- _SET PROBLEM_
Copy the full set of lines exactly as given.

- _ENTRIES_
··········

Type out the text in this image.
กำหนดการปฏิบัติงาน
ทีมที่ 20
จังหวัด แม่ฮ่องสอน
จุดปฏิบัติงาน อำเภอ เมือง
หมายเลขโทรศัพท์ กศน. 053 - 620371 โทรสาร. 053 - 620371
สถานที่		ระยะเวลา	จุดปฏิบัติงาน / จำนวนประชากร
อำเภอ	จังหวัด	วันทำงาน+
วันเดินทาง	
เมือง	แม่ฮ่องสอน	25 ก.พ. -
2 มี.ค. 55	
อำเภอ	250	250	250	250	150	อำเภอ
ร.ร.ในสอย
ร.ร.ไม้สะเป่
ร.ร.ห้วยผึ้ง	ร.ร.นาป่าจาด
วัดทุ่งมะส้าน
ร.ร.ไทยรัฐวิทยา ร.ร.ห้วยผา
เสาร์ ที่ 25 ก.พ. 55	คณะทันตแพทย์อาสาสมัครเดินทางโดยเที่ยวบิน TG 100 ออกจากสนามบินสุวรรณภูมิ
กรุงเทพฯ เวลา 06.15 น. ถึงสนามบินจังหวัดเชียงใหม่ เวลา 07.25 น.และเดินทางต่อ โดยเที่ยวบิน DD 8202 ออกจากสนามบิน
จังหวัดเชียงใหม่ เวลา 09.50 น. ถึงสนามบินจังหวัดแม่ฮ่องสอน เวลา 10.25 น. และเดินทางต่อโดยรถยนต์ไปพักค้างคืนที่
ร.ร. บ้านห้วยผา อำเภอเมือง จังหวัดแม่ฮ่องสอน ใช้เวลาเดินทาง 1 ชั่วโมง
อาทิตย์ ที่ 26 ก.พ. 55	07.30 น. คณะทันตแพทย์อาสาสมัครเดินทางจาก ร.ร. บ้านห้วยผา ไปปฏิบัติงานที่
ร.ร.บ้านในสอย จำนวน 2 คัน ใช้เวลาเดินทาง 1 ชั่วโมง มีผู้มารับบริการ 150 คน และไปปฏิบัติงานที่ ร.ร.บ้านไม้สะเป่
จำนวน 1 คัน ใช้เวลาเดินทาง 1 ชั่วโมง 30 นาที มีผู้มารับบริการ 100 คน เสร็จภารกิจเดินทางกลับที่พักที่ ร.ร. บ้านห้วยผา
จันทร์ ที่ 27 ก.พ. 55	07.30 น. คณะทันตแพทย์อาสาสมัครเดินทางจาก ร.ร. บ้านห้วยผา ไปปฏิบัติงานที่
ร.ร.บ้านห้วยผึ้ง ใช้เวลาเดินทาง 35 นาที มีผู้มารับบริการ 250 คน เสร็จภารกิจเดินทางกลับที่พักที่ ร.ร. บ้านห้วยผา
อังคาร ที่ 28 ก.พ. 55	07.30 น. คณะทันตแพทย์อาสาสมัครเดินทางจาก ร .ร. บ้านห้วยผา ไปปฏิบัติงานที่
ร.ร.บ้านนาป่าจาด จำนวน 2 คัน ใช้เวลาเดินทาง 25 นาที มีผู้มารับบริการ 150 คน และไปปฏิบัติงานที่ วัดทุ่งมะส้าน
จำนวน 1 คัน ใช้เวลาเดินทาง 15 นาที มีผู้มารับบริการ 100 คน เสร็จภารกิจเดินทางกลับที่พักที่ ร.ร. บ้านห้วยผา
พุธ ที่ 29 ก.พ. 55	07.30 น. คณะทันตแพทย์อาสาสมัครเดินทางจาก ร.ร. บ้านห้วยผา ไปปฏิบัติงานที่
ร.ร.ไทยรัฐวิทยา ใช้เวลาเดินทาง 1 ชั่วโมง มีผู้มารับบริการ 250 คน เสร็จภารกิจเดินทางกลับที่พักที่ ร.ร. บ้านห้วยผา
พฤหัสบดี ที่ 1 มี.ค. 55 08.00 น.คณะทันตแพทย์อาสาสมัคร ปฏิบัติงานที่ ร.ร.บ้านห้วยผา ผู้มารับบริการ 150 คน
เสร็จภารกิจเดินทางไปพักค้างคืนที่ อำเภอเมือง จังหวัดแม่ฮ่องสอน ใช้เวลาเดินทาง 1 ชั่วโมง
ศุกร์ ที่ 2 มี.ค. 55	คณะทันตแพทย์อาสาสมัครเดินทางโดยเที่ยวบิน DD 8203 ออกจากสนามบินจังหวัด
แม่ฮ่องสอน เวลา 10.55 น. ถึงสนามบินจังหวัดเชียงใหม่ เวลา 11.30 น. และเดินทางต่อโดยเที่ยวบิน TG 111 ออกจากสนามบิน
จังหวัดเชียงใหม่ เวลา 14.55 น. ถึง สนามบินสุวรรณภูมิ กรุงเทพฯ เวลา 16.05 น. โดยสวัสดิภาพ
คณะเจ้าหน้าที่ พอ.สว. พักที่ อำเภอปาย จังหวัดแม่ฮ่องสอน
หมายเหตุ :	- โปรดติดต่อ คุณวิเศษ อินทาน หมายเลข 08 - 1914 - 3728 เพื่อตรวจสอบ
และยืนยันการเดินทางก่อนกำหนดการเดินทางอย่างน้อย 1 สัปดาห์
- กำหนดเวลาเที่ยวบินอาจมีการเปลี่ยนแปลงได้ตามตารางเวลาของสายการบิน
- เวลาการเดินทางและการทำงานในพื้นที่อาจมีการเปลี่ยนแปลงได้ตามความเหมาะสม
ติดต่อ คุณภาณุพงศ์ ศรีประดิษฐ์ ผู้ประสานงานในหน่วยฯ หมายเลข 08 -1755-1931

··········

- _RESULT OF THIS TASK_
Type out the text in this image.
กำหนดการปฏิบัติงาน
ทีมที่ 20
จังหวัด แม่ฮ่องสอน
จุดปฏิบัติงาน อำเภอ เมือง
หมายเลขโทรศัพท์ กศน. 053 - 620371 โทรสาร. 053 - 620371
สถานที่		ระยะเวลา	จุดปฏิบัติงาน / จำนวนประชากร
อำเภอ	จังหวัด	วันทำงาน+
วันเดินทาง	
เมือง	แม่ฮ่องสอน	25 ก.พ. -
2 มี.ค. 55	
อำเภอ	250	250	250	250	150	อำเภอ
ร.ร.ในสอย
ร.ร.ไม้สะเป่
ร.ร.ห้วยผึ้ง	ร.ร.นาป่าจาด
วัดทุ่งมะส้าน
ร.ร.ไทยรัฐวิทยา ร.ร.ห้วยผา
เสาร์ ที่ 25 ก.พ. 55	คณะทันตแพทย์อาสาสมัครเดินทางโดยเที่ยวบิน TG 100 ออกจากสนามบินสุวรรณภูมิ
กรุงเทพฯ เวลา 06.15 น. ถึงสนามบินจังหวัดเชียงใหม่ เวลา 07.25 น.และเดินทางต่อ โดยเที่ยวบิน DD 8202 ออกจากสนามบิน
จังหวัดเชียงใหม่ เวลา 09.50 น. ถึงสนามบินจังหวัดแม่ฮ่องสอน เวลา 10.25 น. และเดินทางต่อโดยรถยนต์ไปพักค้างคืนที่
ร.ร. บ้านห้วยผา อำเภอเมือง จังหวัดแม่ฮ่องสอน ใช้เวลาเดินทาง 1 ชั่วโมง
อาทิตย์ ที่ 26 ก.พ. 55	07.30 น. คณะทันตแพทย์อาสาสมัครเดินทางจาก ร.ร. บ้านห้วยผา ไปปฏิบัติงานที่
ร.ร.บ้านในสอย จำนวน 2 คัน ใช้เวลาเดินทาง 1 ชั่วโมง มีผู้มารับบริการ 150 คน และไปปฏิบัติงานที่ ร.ร.บ้านไม้สะเป่
จำนวน 1 คัน ใช้เวลาเดินทาง 1 ชั่วโมง 30 นาที มีผู้มารับบริการ 100 คน เสร็จภารกิจเดินทางกลับที่พักที่ ร.ร. บ้านห้วยผา
จันทร์ ที่ 27 ก.พ. 55	07.30 น. คณะทันตแพทย์อาสาสมัครเดินทางจาก ร.ร. บ้านห้วยผา ไปปฏิบัติงานที่
ร.ร.บ้านห้วยผึ้ง ใช้เวลาเดินทาง 35 นาที มีผู้มารับบริการ 250 คน เสร็จภารกิจเดินทางกลับที่พักที่ ร.ร. บ้านห้วยผา
อังคาร ที่ 28 ก.พ. 55	07.30 น. คณะทันตแพทย์อาสาสมัครเดินทางจาก ร .ร. บ้านห้วยผา ไปปฏิบัติงานที่
ร.ร.บ้านนาป่าจาด จำนวน 2 คัน ใช้เวลาเดินทาง 25 นาที มีผู้มารับบริการ 150 คน และไปปฏิบัติงานที่ วัดทุ่งมะส้าน
จำนวน 1 คัน ใช้เวลาเดินทาง 15 นาที มีผู้มารับบริการ 100 คน เสร็จภารกิจเดินทางกลับที่พักที่ ร.ร. บ้านห้วยผา
พุธ ที่ 29 ก.พ. 55	07.30 น. คณะทันตแพทย์อาสาสมัครเดินทางจาก ร.ร. บ้านห้วยผา ไปปฏิบัติงานที่
ร.ร.ไทยรัฐวิทยา ใช้เวลาเดินทาง 1 ชั่วโมง มีผู้มารับบริการ 250 คน เสร็จภารกิจเดินทางกลับที่พักที่ ร.ร. บ้านห้วยผา
พฤหัสบดี ที่ 1 มี.ค. 55 08.00 น.คณะทันตแพทย์อาสาสมัคร ปฏิบัติงานที่ ร.ร.บ้านห้วยผา ผู้มารับบริการ 150 คน
เสร็จภารกิจเดินทางไปพักค้างคืนที่ อำเภอเมือง จังหวัดแม่ฮ่องสอน ใช้เวลาเดินทาง 1 ชั่วโมง
ศุกร์ ที่ 2 มี.ค. 55	คณะทันตแพทย์อาสาสมัครเดินทางโดยเที่ยวบิน DD 8203 ออกจากสนามบินจังหวัด
แม่ฮ่องสอน เวลา 10.55 น. ถึงสนามบินจังหวัดเชียงใหม่ เวลา 11.30 น. และเดินทางต่อโดยเที่ยวบิน TG 111 ออกจากสนามบิน
จังหวัดเชียงใหม่ เวลา 14.55 น. ถึง สนามบินสุวรรณภูมิ กรุงเทพฯ เวลา 16.05 น. โดยสวัสดิภาพ
คณะเจ้าหน้าที่ พอ.สว. พักที่ อำเภอปาย จังหวัดแม่ฮ่องสอน
หมายเหตุ :	- โปรดติดต่อ คุณวิเศษ อินทาน หมายเลข 08 - 1914 - 3728 เพื่อตรวจสอบ
และยืนยันการเดินทางก่อนกำหนดการเดินทางอย่างน้อย 1 สัปดาห์
- กำหนดเวลาเที่ยวบินอาจมีการเปลี่ยนแปลงได้ตามตารางเวลาของสายการบิน
- เวลาการเดินทางและการทำงานในพื้นที่อาจมีการเปลี่ยนแปลงได้ตามความเหมาะสม
ติดต่อ คุณภาณุพงศ์ ศรีประดิษฐ์ ผู้ประสานงานในหน่วยฯ หมายเลข 08 -1755-1931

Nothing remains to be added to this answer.